WHAT TO PRODUCE: Copy out each line below exactly as it appears.

RECORD EXCERPTS:
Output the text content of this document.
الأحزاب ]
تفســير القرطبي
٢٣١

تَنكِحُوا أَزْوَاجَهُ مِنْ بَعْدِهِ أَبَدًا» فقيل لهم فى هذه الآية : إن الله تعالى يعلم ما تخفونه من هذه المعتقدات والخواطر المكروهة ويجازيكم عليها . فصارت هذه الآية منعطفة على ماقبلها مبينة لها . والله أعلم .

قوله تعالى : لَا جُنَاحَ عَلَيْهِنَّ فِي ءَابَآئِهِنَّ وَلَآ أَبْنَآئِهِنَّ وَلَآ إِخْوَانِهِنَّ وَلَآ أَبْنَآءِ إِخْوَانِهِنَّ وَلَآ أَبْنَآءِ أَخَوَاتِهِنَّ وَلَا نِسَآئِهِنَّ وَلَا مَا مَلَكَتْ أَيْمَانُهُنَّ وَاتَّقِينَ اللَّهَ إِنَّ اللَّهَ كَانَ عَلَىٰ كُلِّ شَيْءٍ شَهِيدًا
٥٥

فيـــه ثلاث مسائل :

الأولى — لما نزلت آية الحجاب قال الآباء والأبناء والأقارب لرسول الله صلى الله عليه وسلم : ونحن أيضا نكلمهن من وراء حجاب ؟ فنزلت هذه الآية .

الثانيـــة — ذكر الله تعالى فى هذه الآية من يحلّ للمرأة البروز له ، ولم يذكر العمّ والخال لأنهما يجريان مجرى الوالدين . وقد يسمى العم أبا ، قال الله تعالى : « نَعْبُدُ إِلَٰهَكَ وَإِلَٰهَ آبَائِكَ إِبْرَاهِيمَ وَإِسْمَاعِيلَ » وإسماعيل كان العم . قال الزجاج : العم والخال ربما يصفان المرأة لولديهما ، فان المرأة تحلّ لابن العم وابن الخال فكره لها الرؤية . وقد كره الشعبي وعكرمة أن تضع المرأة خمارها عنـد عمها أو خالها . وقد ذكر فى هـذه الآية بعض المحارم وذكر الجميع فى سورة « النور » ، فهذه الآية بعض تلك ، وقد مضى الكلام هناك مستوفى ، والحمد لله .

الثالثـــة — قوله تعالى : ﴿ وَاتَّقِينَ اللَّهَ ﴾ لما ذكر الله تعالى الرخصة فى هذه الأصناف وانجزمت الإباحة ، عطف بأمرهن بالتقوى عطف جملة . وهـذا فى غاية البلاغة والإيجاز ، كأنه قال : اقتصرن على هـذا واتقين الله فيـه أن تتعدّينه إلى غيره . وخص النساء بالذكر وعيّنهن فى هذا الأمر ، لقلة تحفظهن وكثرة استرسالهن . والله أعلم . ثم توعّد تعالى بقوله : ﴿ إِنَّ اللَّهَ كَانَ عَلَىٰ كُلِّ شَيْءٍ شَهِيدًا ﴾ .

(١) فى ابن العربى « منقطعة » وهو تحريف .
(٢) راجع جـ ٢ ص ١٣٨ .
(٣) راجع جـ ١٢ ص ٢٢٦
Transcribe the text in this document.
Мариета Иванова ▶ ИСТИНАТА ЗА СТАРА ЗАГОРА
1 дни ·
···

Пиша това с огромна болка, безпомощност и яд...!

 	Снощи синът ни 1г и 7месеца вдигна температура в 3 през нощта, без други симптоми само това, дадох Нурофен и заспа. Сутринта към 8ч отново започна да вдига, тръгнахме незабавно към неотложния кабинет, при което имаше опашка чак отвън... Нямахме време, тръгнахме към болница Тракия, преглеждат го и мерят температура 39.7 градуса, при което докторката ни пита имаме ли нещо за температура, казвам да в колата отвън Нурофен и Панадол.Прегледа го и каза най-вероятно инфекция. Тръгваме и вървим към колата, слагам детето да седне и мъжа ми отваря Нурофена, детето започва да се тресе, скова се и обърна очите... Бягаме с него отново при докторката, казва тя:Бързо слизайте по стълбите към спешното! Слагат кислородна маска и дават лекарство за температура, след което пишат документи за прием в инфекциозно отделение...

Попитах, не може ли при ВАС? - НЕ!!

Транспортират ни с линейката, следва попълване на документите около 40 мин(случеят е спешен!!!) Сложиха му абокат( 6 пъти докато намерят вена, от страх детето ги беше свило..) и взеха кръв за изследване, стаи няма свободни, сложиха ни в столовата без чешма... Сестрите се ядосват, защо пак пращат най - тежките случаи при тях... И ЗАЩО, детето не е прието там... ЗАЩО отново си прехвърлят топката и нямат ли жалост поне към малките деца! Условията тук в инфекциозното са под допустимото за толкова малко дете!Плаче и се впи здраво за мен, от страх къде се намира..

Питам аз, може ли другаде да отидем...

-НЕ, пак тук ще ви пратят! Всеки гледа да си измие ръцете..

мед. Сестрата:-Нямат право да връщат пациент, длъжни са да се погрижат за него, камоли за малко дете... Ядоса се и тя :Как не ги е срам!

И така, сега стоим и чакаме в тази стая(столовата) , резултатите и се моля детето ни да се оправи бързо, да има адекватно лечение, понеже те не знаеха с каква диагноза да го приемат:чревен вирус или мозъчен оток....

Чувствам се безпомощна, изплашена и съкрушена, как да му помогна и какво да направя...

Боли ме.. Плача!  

TASK RESULT:
Output the text content of this document.
الأحزاب ]
تفســير القرطبي
٢٣١

تَنكِحُوا أَزْوَاجَهُ مِنْ بَعْدِهِ أَبَدًا» فقيل لهم فى هذه الآية : إن الله تعالى يعلم ما تخفونه من هذه المعتقدات والخواطر المكروهة ويجازيكم عليها . فصارت هذه الآية منعطفة على ماقبلها مبينة لها . والله أعلم .

قوله تعالى : لَا جُنَاحَ عَلَيْهِنَّ فِي ءَابَآئِهِنَّ وَلَآ أَبْنَآئِهِنَّ وَلَآ إِخْوَانِهِنَّ وَلَآ أَبْنَآءِ إِخْوَانِهِنَّ وَلَآ أَبْنَآءِ أَخَوَاتِهِنَّ وَلَا نِسَآئِهِنَّ وَلَا مَا مَلَكَتْ أَيْمَانُهُنَّ وَاتَّقِينَ اللَّهَ إِنَّ اللَّهَ كَانَ عَلَىٰ كُلِّ شَيْءٍ شَهِيدًا
٥٥

فيـــه ثلاث مسائل :

الأولى — لما نزلت آية الحجاب قال الآباء والأبناء والأقارب لرسول الله صلى الله عليه وسلم : ونحن أيضا نكلمهن من وراء حجاب ؟ فنزلت هذه الآية .

الثانيـــة — ذكر الله تعالى فى هذه الآية من يحلّ للمرأة البروز له ، ولم يذكر العمّ والخال لأنهما يجريان مجرى الوالدين . وقد يسمى العم أبا ، قال الله تعالى : « نَعْبُدُ إِلَٰهَكَ وَإِلَٰهَ آبَائِكَ إِبْرَاهِيمَ وَإِسْمَاعِيلَ » وإسماعيل كان العم . قال الزجاج : العم والخال ربما يصفان المرأة لولديهما ، فان المرأة تحلّ لابن العم وابن الخال فكره لها الرؤية . وقد كره الشعبي وعكرمة أن تضع المرأة خمارها عنـد عمها أو خالها . وقد ذكر فى هـذه الآية بعض المحارم وذكر الجميع فى سورة « النور » ، فهذه الآية بعض تلك ، وقد مضى الكلام هناك مستوفى ، والحمد لله .

الثالثـــة — قوله تعالى : ﴿ وَاتَّقِينَ اللَّهَ ﴾ لما ذكر الله تعالى الرخصة فى هذه الأصناف وانجزمت الإباحة ، عطف بأمرهن بالتقوى عطف جملة . وهـذا فى غاية البلاغة والإيجاز ، كأنه قال : اقتصرن على هـذا واتقين الله فيـه أن تتعدّينه إلى غيره . وخص النساء بالذكر وعيّنهن فى هذا الأمر ، لقلة تحفظهن وكثرة استرسالهن . والله أعلم . ثم توعّد تعالى بقوله : ﴿ إِنَّ اللَّهَ كَانَ عَلَىٰ كُلِّ شَيْءٍ شَهِيدًا ﴾ .

(١) فى ابن العربى « منقطعة » وهو تحريف .
(٢) راجع جـ ٢ ص ١٣٨ .
(٣) راجع جـ ١٢ ص ٢٢٦
Transcribe the text in this document.
Мариета Иванова ▶ ИСТИНАТА ЗА СТАРА ЗАГОРА
1 дни ·
···

Пиша това с огромна болка, безпомощност и яд...!

 	Снощи синът ни 1г и 7месеца вдигна температура в 3 през нощта, без други симптоми само това, дадох Нурофен и заспа. Сутринта към 8ч отново започна да вдига, тръгнахме незабавно към неотложния кабинет, при което имаше опашка чак отвън... Нямахме време, тръгнахме към болница Тракия, преглеждат го и мерят температура 39.7 градуса, при което докторката ни пита имаме ли нещо за температура, казвам да в колата отвън Нурофен и Панадол.Прегледа го и каза най-вероятно инфекция. Тръгваме и вървим към колата, слагам детето да седне и мъжа ми отваря Нурофена, детето започва да се тресе, скова се и обърна очите... Бягаме с него отново при докторката, казва тя:Бързо слизайте по стълбите към спешното! Слагат кислородна маска и дават лекарство за температура, след което пишат документи за прием в инфекциозно отделение...

Попитах, не може ли при ВАС? - НЕ!!

Транспортират ни с линейката, следва попълване на документите около 40 мин(случеят е спешен!!!) Сложиха му абокат( 6 пъти докато намерят вена, от страх детето ги беше свило..) и взеха кръв за изследване, стаи няма свободни, сложиха ни в столовата без чешма... Сестрите се ядосват, защо пак пращат най - тежките случаи при тях... И ЗАЩО, детето не е прието там... ЗАЩО отново си прехвърлят топката и нямат ли жалост поне към малките деца! Условията тук в инфекциозното са под допустимото за толкова малко дете!Плаче и се впи здраво за мен, от страх къде се намира..

Питам аз, може ли другаде да отидем...

-НЕ, пак тук ще ви пратят! Всеки гледа да си измие ръцете..

мед. Сестрата:-Нямат право да връщат пациент, длъжни са да се погрижат за него, камоли за малко дете... Ядоса се и тя :Как не ги е срам!

И така, сега стоим и чакаме в тази стая(столовата) , резултатите и се моля детето ни да се оправи бързо, да има адекватно лечение, понеже те не знаеха с каква диагноза да го приемат:чревен вирус или мозъчен оток....

Чувствам се безпомощна, изплашена и съкрушена, как да му помогна и какво да направя...

Боли ме.. Плача!  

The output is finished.